[Element location listings]
- - -

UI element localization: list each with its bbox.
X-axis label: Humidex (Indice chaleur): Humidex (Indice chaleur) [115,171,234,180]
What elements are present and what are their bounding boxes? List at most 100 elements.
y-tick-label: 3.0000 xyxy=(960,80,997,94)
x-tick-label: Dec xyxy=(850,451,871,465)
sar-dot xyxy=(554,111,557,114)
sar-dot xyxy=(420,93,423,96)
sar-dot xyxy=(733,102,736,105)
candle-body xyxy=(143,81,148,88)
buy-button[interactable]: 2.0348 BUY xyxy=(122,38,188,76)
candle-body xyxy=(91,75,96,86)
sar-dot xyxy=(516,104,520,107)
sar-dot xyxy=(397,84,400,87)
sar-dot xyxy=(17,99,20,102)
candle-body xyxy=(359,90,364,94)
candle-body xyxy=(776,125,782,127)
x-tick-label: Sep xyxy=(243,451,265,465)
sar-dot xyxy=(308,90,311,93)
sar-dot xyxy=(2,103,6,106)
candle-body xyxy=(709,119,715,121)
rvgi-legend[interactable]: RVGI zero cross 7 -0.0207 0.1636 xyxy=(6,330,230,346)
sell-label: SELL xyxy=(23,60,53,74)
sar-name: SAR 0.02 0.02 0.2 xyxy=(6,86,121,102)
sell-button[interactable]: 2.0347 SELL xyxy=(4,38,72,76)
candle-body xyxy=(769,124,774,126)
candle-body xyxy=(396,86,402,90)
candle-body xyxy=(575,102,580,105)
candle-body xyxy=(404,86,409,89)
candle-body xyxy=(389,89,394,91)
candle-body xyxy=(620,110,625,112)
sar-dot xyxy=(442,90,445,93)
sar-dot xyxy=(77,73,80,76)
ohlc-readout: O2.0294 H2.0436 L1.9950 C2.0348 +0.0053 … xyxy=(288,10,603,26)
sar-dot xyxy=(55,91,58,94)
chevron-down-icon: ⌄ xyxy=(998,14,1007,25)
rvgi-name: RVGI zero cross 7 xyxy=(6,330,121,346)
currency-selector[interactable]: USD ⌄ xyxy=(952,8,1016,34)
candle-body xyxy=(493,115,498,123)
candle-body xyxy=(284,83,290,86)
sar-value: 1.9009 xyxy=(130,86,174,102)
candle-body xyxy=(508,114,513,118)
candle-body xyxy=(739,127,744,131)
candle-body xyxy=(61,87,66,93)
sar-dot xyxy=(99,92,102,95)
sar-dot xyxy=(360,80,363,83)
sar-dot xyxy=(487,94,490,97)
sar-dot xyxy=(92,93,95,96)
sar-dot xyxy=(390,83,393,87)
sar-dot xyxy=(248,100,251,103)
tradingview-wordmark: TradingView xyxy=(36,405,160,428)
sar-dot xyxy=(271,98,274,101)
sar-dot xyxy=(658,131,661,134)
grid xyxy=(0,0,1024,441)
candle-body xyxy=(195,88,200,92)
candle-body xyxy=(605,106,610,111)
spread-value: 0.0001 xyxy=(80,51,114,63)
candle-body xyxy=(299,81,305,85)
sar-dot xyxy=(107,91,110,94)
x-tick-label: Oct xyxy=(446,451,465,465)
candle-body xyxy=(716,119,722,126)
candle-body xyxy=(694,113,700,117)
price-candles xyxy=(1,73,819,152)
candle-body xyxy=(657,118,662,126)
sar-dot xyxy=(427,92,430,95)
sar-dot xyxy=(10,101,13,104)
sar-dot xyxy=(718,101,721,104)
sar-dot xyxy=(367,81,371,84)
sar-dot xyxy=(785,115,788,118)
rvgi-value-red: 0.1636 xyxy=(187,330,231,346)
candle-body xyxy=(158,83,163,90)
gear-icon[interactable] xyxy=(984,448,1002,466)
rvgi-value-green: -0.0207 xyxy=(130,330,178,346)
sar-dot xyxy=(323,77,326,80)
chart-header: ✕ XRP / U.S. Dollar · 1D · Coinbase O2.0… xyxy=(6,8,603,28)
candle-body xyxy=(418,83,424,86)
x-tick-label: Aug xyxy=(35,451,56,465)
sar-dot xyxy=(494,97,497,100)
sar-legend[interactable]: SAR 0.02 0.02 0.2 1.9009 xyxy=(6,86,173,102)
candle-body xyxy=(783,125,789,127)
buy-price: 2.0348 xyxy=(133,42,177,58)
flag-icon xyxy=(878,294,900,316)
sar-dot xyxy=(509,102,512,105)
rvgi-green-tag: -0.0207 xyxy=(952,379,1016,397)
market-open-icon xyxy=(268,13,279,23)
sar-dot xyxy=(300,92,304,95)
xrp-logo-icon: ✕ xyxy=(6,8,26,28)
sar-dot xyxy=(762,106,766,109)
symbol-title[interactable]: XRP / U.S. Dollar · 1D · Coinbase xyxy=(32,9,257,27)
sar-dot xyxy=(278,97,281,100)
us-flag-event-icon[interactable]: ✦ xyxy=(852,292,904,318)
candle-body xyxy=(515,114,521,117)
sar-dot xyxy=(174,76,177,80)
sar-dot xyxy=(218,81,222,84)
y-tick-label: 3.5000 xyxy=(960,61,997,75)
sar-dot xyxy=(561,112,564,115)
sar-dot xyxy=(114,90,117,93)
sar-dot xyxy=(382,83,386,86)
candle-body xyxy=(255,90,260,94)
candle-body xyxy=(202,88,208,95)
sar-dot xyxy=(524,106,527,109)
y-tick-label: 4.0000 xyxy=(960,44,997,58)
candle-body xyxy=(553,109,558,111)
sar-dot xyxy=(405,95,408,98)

- - -

[PROBLEM TO WORK ON] Retype the whole listing above, keeping every line and character unchanged.

[PROBLEM SOLUTION]
UI element localization: list each with its bbox.
X-axis label: Humidex (Indice chaleur): Humidex (Indice chaleur) [115,171,234,180]
What elements are present and what are their bounding boxes? List at most 100 elements.
y-tick-label: 3.0000 xyxy=(960,80,997,94)
x-tick-label: Dec xyxy=(850,451,871,465)
sar-dot xyxy=(554,111,557,114)
sar-dot xyxy=(420,93,423,96)
sar-dot xyxy=(733,102,736,105)
candle-body xyxy=(143,81,148,88)
buy-button[interactable]: 2.0348 BUY xyxy=(122,38,188,76)
candle-body xyxy=(91,75,96,86)
sar-dot xyxy=(516,104,520,107)
sar-dot xyxy=(397,84,400,87)
sar-dot xyxy=(17,99,20,102)
candle-body xyxy=(359,90,364,94)
candle-body xyxy=(776,125,782,127)
x-tick-label: Sep xyxy=(243,451,265,465)
sar-dot xyxy=(308,90,311,93)
sar-dot xyxy=(2,103,6,106)
candle-body xyxy=(709,119,715,121)
rvgi-legend[interactable]: RVGI zero cross 7 -0.0207 0.1636 xyxy=(6,330,230,346)
sell-label: SELL xyxy=(23,60,53,74)
sar-name: SAR 0.02 0.02 0.2 xyxy=(6,86,121,102)
sell-button[interactable]: 2.0347 SELL xyxy=(4,38,72,76)
candle-body xyxy=(769,124,774,126)
candle-body xyxy=(396,86,402,90)
candle-body xyxy=(575,102,580,105)
candle-body xyxy=(404,86,409,89)
candle-body xyxy=(389,89,394,91)
candle-body xyxy=(620,110,625,112)
sar-dot xyxy=(442,90,445,93)
sar-dot xyxy=(77,73,80,76)
ohlc-readout: O2.0294 H2.0436 L1.9950 C2.0348 +0.0053 … xyxy=(288,10,603,26)
sar-dot xyxy=(55,91,58,94)
chevron-down-icon: ⌄ xyxy=(998,14,1007,25)
rvgi-name: RVGI zero cross 7 xyxy=(6,330,121,346)
currency-selector[interactable]: USD ⌄ xyxy=(952,8,1016,34)
candle-body xyxy=(493,115,498,123)
candle-body xyxy=(284,83,290,86)
sar-value: 1.9009 xyxy=(130,86,174,102)
candle-body xyxy=(508,114,513,118)
candle-body xyxy=(739,127,744,131)
candle-body xyxy=(61,87,66,93)
sar-dot xyxy=(99,92,102,95)
sar-dot xyxy=(360,80,363,83)
sar-dot xyxy=(487,94,490,97)
sar-dot xyxy=(92,93,95,96)
sar-dot xyxy=(390,83,393,87)
sar-dot xyxy=(248,100,251,103)
tradingview-wordmark: TradingView xyxy=(36,405,160,428)
sar-dot xyxy=(271,98,274,101)
sar-dot xyxy=(658,131,661,134)
grid xyxy=(0,0,1024,441)
candle-body xyxy=(195,88,200,92)
candle-body xyxy=(605,106,610,111)
spread-value: 0.0001 xyxy=(80,51,114,63)
candle-body xyxy=(299,81,305,85)
sar-dot xyxy=(107,91,110,94)
x-tick-label: Oct xyxy=(446,451,465,465)
candle-body xyxy=(716,119,722,126)
candle-body xyxy=(694,113,700,117)
price-candles xyxy=(1,73,819,152)
candle-body xyxy=(657,118,662,126)
sar-dot xyxy=(427,92,430,95)
sar-dot xyxy=(10,101,13,104)
sar-dot xyxy=(718,101,721,104)
sar-dot xyxy=(367,81,371,84)
sar-dot xyxy=(785,115,788,118)
rvgi-value-red: 0.1636 xyxy=(187,330,231,346)
candle-body xyxy=(158,83,163,90)
gear-icon[interactable] xyxy=(984,448,1002,466)
rvgi-value-green: -0.0207 xyxy=(130,330,178,346)
sar-dot xyxy=(323,77,326,80)
chart-header: ✕ XRP / U.S. Dollar · 1D · Coinbase O2.0… xyxy=(6,8,603,28)
candle-body xyxy=(418,83,424,86)
x-tick-label: Aug xyxy=(35,451,56,465)
sar-dot xyxy=(494,97,497,100)
sar-legend[interactable]: SAR 0.02 0.02 0.2 1.9009 xyxy=(6,86,173,102)
candle-body xyxy=(783,125,789,127)
buy-price: 2.0348 xyxy=(133,42,177,58)
flag-icon xyxy=(878,294,900,316)
sar-dot xyxy=(509,102,512,105)
rvgi-green-tag: -0.0207 xyxy=(952,379,1016,397)
market-open-icon xyxy=(268,13,279,23)
sar-dot xyxy=(300,92,304,95)
xrp-logo-icon: ✕ xyxy=(6,8,26,28)
sar-dot xyxy=(762,106,766,109)
symbol-title[interactable]: XRP / U.S. Dollar · 1D · Coinbase xyxy=(32,9,257,27)
sar-dot xyxy=(278,97,281,100)
us-flag-event-icon[interactable]: ✦ xyxy=(852,292,904,318)
candle-body xyxy=(515,114,521,117)
sar-dot xyxy=(174,76,177,80)
sar-dot xyxy=(218,81,222,84)
y-tick-label: 3.5000 xyxy=(960,61,997,75)
sar-dot xyxy=(561,112,564,115)
sar-dot xyxy=(114,90,117,93)
sar-dot xyxy=(382,83,386,86)
candle-body xyxy=(255,90,260,94)
candle-body xyxy=(202,88,208,95)
sar-dot xyxy=(524,106,527,109)
y-tick-label: 4.0000 xyxy=(960,44,997,58)
candle-body xyxy=(553,109,558,111)
sar-dot xyxy=(405,95,408,98)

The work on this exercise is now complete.